** START PAGE EXTRACT **
Indian Spiced Buddha Bowl (Because I could eat Indian food every day)
Quinoa (you can use another kind of grain to your liking…brown rice?)
1 can Chickpeas (again, you can use any kind of bean you like)
1 handful of cherry tomatoes or any tomatoes you have around
1 Onion diced and divided
4 cloves garlic minced and divided
1 small knob of fresh ginger minced
Curry powder and/or Garam Masala
Handful of Kale or other dark green
Mixed fresh veggies of your choice: diced cucumber, shredded carrots, chopped scallions, diced tomatoes
Dollop of plain yogurt
Lemon and Olive Oil
Make the quinoa—sauté half the onions and half garlic in a little oil in a saucepan. When translucent, add in the quinoa and cook for a few minutes, toasting it lightly. Add some salt. Add some turmeric. Add the water and cook according to the package directions. If you want a richer tasting quinoa, use vegetable stock. Set aside. Once cooked, the quinoa can be stored like this for a few days in the fridge.
Make the chickpeas—open a can of chickpeas, drain and rinse. In a sauce pan with lid, fry up the remaining onions and garlic, and ginger. Add in some curry powder and some garam masala spice and sauté for 30 seconds. Add in chickpeas and a handful of cherry tomatoes. Let this cook with the lid on, stirring occasionally for about 10 minutes. You’ll want the cherry tomatoes to become mushy and “melt” into a sauce with the chickpeas. Set aside. Again you can make this ahead of time and reheat.
** END PAGE EXTRACT **
TASKS TO COMPLETE:
**a)** In the Buddha bowl recipe, for how long should the chickpeas cook with the lid on?
**b)** Carry on the Buddha bowl recipe, starting right after its last sentence.
** START DATA SHOWN **
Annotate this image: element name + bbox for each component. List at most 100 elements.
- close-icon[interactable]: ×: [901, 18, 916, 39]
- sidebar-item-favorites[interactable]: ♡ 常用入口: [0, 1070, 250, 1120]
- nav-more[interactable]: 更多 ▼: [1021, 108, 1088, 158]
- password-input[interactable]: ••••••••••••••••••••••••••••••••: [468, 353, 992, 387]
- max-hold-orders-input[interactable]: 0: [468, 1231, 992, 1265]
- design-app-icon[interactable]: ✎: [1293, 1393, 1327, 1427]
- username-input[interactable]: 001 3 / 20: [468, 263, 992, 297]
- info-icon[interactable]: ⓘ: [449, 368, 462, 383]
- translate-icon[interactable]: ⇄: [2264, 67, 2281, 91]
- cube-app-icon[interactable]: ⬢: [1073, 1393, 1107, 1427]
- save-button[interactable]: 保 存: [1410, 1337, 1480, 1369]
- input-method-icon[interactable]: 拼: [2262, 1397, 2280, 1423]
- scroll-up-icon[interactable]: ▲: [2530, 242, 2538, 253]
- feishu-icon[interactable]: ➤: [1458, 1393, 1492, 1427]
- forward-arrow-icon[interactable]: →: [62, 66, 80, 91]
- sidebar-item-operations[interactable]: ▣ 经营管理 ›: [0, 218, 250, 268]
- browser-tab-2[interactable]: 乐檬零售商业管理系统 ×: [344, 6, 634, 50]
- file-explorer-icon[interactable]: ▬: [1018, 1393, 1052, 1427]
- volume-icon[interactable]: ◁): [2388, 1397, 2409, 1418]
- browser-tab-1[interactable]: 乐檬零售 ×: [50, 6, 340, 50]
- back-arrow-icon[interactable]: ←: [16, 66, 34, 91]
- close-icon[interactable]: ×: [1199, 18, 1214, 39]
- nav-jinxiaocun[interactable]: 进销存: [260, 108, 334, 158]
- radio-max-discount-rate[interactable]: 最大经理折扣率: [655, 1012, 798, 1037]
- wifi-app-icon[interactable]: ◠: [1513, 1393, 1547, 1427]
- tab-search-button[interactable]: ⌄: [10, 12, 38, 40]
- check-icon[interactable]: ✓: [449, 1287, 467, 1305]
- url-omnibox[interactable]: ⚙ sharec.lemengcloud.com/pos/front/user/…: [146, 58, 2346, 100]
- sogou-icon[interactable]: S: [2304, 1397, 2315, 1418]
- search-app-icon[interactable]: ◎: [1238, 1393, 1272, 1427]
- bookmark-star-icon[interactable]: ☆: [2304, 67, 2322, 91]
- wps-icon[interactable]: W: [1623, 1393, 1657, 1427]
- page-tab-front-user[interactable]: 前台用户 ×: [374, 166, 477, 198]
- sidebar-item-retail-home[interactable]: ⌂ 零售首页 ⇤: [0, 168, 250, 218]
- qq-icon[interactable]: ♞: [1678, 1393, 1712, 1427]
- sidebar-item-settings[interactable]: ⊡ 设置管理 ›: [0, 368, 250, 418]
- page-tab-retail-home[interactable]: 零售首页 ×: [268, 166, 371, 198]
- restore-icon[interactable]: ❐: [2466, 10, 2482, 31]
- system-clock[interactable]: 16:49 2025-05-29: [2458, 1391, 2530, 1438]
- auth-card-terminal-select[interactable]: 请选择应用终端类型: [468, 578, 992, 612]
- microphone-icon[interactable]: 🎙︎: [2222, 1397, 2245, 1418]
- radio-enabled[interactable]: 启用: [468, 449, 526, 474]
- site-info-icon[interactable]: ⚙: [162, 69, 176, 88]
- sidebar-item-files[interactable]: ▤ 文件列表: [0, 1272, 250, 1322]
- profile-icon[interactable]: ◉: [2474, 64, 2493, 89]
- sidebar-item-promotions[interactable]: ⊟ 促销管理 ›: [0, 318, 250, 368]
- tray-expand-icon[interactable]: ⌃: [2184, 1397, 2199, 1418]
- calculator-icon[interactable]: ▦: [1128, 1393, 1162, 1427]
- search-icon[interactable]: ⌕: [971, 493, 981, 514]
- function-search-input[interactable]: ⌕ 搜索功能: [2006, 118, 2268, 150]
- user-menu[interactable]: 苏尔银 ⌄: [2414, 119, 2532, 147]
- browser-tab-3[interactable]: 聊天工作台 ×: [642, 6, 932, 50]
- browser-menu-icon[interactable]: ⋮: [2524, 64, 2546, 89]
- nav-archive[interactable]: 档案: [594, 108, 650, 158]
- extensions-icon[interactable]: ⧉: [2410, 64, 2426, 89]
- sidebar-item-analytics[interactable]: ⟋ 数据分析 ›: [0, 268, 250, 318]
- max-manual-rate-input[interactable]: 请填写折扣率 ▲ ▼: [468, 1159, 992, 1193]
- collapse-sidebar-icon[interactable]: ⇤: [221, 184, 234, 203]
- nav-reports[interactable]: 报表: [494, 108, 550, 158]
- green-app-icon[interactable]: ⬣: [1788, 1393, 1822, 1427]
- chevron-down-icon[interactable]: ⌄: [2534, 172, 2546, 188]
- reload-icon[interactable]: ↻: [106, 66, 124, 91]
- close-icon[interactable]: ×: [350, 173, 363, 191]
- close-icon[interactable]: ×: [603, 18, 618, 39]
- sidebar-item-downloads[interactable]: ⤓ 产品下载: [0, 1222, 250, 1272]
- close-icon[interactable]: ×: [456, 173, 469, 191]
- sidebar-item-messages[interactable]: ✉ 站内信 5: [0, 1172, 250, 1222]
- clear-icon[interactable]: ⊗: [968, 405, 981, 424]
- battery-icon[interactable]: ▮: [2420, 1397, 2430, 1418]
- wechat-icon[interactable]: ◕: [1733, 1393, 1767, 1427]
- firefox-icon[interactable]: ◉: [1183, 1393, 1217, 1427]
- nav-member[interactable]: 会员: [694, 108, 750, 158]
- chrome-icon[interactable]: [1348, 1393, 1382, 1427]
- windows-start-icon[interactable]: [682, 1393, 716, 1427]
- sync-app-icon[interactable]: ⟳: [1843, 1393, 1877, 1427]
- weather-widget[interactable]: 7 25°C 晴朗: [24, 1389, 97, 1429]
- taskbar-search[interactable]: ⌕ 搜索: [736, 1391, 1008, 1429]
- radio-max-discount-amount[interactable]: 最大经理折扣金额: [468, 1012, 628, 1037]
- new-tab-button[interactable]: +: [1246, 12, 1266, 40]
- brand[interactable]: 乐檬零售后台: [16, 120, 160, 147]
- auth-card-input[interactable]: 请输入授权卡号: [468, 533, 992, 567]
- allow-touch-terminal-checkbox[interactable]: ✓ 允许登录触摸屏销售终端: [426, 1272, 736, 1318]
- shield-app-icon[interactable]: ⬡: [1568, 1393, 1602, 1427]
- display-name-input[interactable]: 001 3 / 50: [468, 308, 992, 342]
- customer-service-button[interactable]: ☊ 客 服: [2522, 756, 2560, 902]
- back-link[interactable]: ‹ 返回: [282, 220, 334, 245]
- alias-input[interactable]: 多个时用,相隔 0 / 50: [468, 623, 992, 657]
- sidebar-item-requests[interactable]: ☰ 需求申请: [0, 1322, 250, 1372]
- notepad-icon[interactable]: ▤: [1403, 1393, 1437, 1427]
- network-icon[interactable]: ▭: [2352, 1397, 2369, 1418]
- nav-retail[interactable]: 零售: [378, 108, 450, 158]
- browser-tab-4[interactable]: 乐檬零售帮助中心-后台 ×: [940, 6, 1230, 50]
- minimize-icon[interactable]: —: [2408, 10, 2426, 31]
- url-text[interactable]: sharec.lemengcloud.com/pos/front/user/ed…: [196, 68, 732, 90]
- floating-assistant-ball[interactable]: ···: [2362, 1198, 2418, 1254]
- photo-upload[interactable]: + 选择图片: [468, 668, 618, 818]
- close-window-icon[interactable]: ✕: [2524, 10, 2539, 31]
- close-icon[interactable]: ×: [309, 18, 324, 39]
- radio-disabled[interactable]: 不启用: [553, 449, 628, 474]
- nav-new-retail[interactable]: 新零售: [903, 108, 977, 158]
** END DATA SHOWN **
OUTPUTS FOR THE TASKS:
**a)** About 10 minutes, stirring occasionally.

**b)**
Assembling your Buddha bowl:
Find a big a** bowl. Nothing bothers me more than having to eat in a too small for the meal kinda plate/bowl. Add in about ½ cup each of quinoa and chickpeas and a handful of kale. I salted the kale lightly. Put in the microwave to heat for 1 minute. Again, these are just my measurements, use your judgment. Once you’ve heated this, you can then add in your fresh cool veggies. I also topped mine with a dollop of plain yogurt for some extra richness. If you’d like a dressing you can add in your favorite or you can squeeze in a bit of lemon and a little olive oil. I’ve seen some recipes use tahini dressing and many others.
Other option add-ins:
Tofu, cheese, roasted vegetables, nuts, dried fruit, and or meat. Although I believe Buddha was a vegetarian, so if you add meat, you probably don’t want to call it a Buddha bowl. Maybe just call it…um…meat bowl? That sounds gross. Don’t do that. Just skip the meat.
I love the textures in the Indian Spiced Buddha bowl meal. You’ve got the mushiness of the quinoa and chickpeas with the crunch of fresh veggies. I also like that some part of the meal is warm and it’s topped with cooler veggies. If you don’t like your food touching, this meal is NOT for you.
But if you’d like your mouth to have an orgasm of taste sensation (whoops, the sex posts were last week), then this meal is definitely one to add to your weekly rotation.
Also, gentle readers, with these types of posts, I’m always worried that you might think I have nothing better to do than just whip up new recipes. I’m worried you think I’m a health nut, and my house is perfect with just the right amount of pottery barn class and my children play with nothing but wooden hipster block toys. Tis not true. My toddler peed on the couch last week and my six year old’s fish tank is emitting an odor reminiscent of a stagnant pond. We’re far from perfect over here. This is the state of my laundry (only about ½ of it), and my kitchen. The struggle is real people. Now, go ignore everything, except the toddler playing with scissors, and make a Buddha bowl.